Rows from a dataset.
▬▬▬

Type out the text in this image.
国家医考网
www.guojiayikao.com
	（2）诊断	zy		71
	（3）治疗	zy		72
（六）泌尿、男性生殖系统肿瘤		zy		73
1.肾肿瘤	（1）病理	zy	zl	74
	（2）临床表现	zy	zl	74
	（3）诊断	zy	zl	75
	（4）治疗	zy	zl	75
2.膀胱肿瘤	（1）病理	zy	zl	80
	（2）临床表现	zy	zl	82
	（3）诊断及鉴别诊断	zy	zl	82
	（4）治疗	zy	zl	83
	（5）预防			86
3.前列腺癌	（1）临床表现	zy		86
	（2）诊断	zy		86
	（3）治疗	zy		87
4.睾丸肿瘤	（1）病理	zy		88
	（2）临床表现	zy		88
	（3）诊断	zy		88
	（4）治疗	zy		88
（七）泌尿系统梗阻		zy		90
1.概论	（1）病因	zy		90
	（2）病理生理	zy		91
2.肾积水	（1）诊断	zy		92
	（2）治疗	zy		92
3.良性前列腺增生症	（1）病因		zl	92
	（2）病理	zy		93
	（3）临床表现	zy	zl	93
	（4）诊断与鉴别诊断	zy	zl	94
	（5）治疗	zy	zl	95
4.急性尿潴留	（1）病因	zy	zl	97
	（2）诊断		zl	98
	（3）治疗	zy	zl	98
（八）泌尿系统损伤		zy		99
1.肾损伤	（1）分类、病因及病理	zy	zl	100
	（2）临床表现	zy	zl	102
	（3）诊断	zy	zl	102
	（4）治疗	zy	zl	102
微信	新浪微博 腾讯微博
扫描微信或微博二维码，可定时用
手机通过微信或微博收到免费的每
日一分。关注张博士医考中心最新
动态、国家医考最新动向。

▬▬▬

Stated exercise. Track down every line holding the string "临床表现" and copy it.

Task answer.
	（2）临床表现	zy	zl	74
	（2）临床表现	zy	zl	82
3.前列腺癌	（1）临床表现	zy		86
	（2）临床表现	zy		88
	（3）临床表现	zy	zl	93
	（2）临床表现	zy	zl	102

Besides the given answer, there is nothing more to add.